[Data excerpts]

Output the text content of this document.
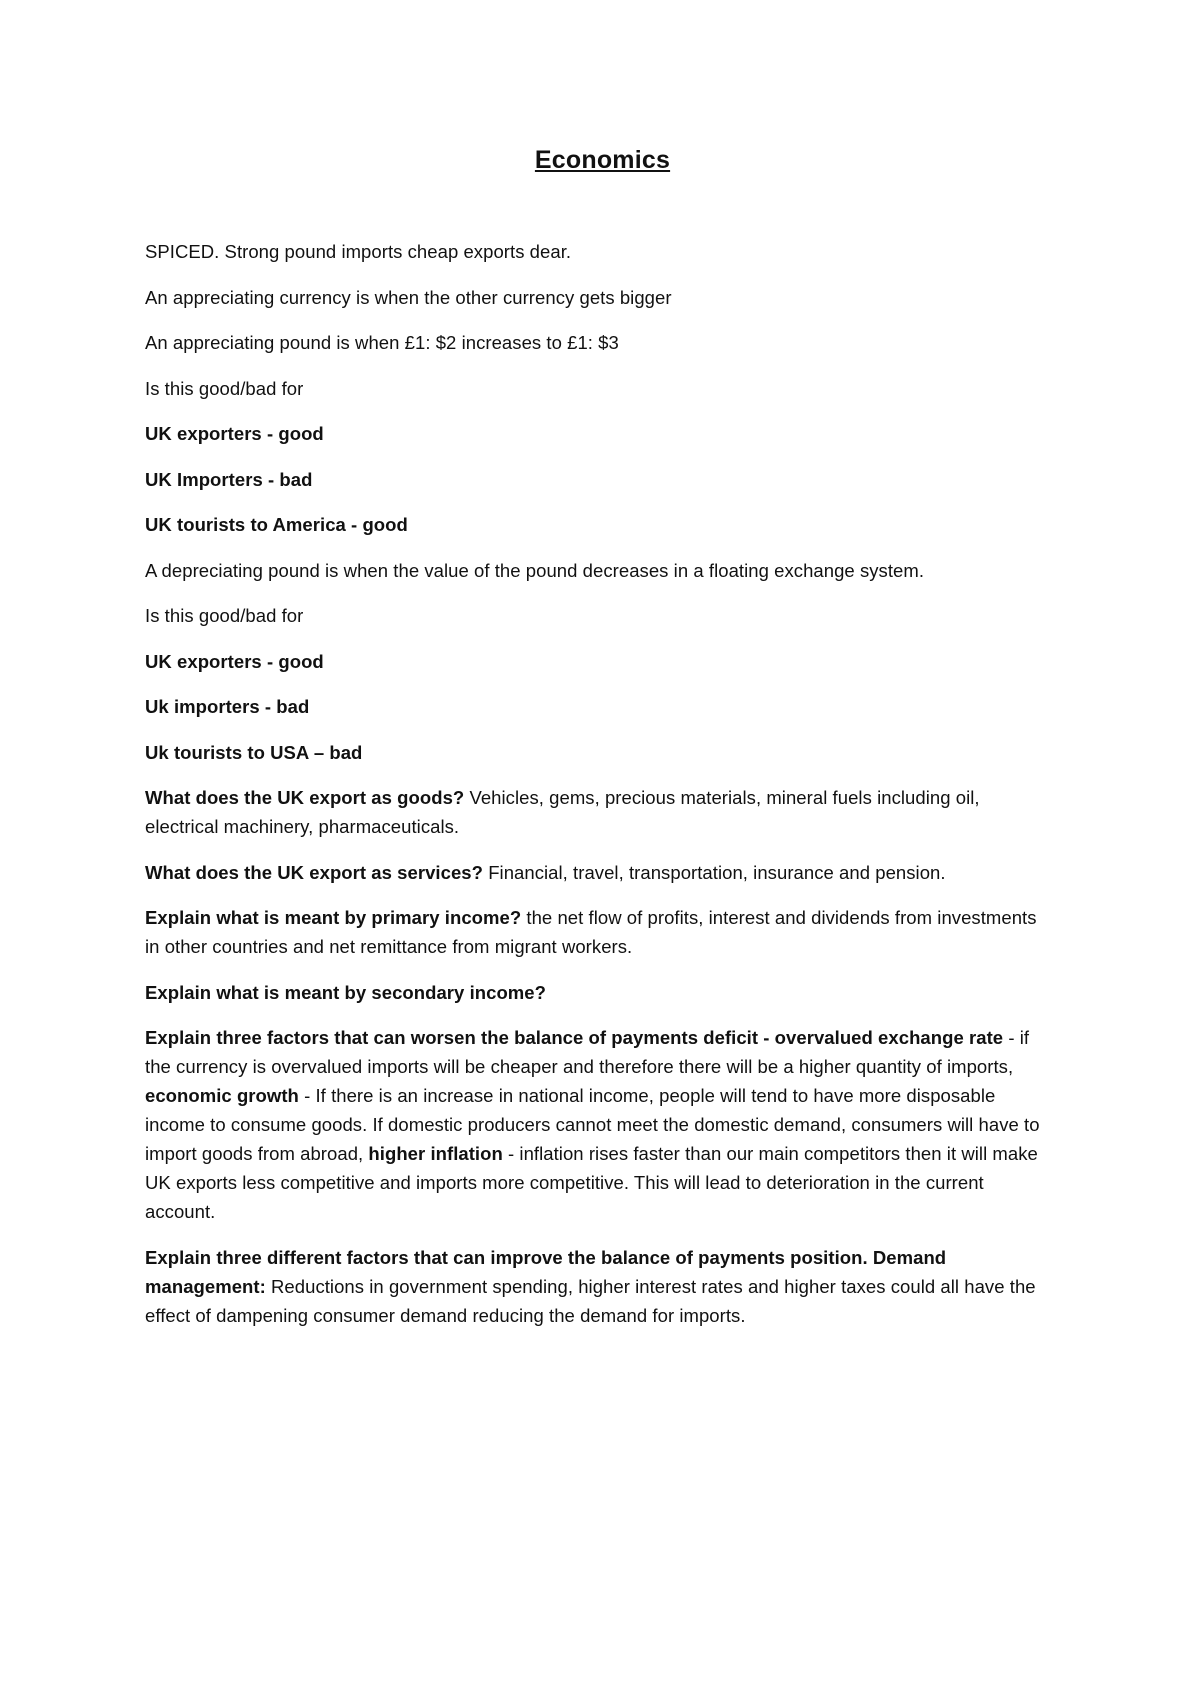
Economics

SPICED. Strong pound imports cheap exports dear.

An appreciating currency is when the other currency gets bigger

An appreciating pound is when £1: $2 increases to £1: $3

Is this good/bad for

UK exporters - good

UK Importers - bad

UK tourists to America - good

A depreciating pound is when the value of the pound decreases in a floating exchange system.

Is this good/bad for

UK exporters - good

Uk importers - bad

Uk tourists to USA – bad

What does the UK export as goods? Vehicles, gems, precious materials, mineral fuels including oil, electrical machinery, pharmaceuticals.

What does the UK export as services? Financial, travel, transportation, insurance and pension.

Explain what is meant by primary income? the net flow of profits, interest and dividends from investments in other countries and net remittance from migrant workers.

Explain what is meant by secondary income?

Explain three factors that can worsen the balance of payments deficit - overvalued exchange rate - if the currency is overvalued imports will be cheaper and therefore there will be a higher quantity of imports, economic growth - If there is an increase in national income, people will tend to have more disposable income to consume goods. If domestic producers cannot meet the domestic demand, consumers will have to import goods from abroad, higher inflation - inflation rises faster than our main competitors then it will make UK exports less competitive and imports more competitive. This will lead to deterioration in the current account.

Explain three different factors that can improve the balance of payments position. Demand management: Reductions in government spending, higher interest rates and higher taxes could all have the effect of dampening consumer demand reducing the demand for imports.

▶ [Work to be completed]: Look through the data and show every line containing "pound".

▶ [Result for this task]:
SPICED. Strong pound imports cheap exports dear.
An appreciating pound is when £1: $2 increases to £1: $3
A depreciating pound is when the value of the pound decreases in a floating exchange system.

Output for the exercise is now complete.